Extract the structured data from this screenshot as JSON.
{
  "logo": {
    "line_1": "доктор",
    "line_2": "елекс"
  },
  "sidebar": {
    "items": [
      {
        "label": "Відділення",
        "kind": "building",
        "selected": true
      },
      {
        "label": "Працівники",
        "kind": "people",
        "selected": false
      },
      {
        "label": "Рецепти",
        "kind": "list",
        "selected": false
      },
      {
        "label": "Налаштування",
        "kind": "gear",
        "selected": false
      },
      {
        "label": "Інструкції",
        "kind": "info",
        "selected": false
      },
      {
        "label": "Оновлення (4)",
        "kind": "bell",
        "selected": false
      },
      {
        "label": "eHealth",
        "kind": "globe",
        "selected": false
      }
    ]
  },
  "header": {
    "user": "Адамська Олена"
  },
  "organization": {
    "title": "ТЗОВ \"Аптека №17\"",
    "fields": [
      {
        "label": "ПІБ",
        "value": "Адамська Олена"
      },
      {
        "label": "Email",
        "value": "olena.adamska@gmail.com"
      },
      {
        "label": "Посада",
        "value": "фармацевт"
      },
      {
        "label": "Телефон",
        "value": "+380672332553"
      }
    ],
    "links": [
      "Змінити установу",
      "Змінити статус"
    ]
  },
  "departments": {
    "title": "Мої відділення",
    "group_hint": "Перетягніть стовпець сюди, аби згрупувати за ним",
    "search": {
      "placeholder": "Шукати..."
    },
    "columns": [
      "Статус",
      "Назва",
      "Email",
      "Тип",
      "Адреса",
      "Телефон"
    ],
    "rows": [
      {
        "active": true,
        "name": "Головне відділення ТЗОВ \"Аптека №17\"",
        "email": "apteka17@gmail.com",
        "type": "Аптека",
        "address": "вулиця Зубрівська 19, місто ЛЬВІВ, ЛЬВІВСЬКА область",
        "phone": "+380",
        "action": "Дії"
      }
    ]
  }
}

_ _ _ _ _ _ _

Scan the data for the word "kind" and copy every line where it shows up.

        "kind": "building",
        "kind": "people",
        "kind": "list",
        "kind": "gear",
        "kind": "info",
        "kind": "bell",
        "kind": "globe",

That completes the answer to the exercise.